▶ **Recorded information**
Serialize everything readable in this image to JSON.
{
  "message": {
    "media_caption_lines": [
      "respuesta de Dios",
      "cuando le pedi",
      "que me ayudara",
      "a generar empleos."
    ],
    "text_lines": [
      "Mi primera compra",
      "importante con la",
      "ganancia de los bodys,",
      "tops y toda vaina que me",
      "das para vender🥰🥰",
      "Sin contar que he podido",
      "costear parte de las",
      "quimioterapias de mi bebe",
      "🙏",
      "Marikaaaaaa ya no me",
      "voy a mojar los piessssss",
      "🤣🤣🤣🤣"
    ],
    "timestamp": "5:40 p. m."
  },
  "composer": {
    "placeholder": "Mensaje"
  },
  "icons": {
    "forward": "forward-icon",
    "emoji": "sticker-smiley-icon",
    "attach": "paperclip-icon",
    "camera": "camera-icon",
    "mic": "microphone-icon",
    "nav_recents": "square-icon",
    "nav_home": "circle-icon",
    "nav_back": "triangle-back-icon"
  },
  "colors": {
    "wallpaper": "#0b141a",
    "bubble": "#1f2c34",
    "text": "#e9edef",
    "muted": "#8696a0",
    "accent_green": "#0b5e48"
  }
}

▶ **Exercise details**
Copy all the records above exactly, missing none.

▶ **Answer**
Serialize everything readable in this image to JSON.
{
  "message": {
    "media_caption_lines": [
      "respuesta de Dios",
      "cuando le pedi",
      "que me ayudara",
      "a generar empleos."
    ],
    "text_lines": [
      "Mi primera compra",
      "importante con la",
      "ganancia de los bodys,",
      "tops y toda vaina que me",
      "das para vender🥰🥰",
      "Sin contar que he podido",
      "costear parte de las",
      "quimioterapias de mi bebe",
      "🙏",
      "Marikaaaaaa ya no me",
      "voy a mojar los piessssss",
      "🤣🤣🤣🤣"
    ],
    "timestamp": "5:40 p. m."
  },
  "composer": {
    "placeholder": "Mensaje"
  },
  "icons": {
    "forward": "forward-icon",
    "emoji": "sticker-smiley-icon",
    "attach": "paperclip-icon",
    "camera": "camera-icon",
    "mic": "microphone-icon",
    "nav_recents": "square-icon",
    "nav_home": "circle-icon",
    "nav_back": "triangle-back-icon"
  },
  "colors": {
    "wallpaper": "#0b141a",
    "bubble": "#1f2c34",
    "text": "#e9edef",
    "muted": "#8696a0",
    "accent_green": "#0b5e48"
  }
}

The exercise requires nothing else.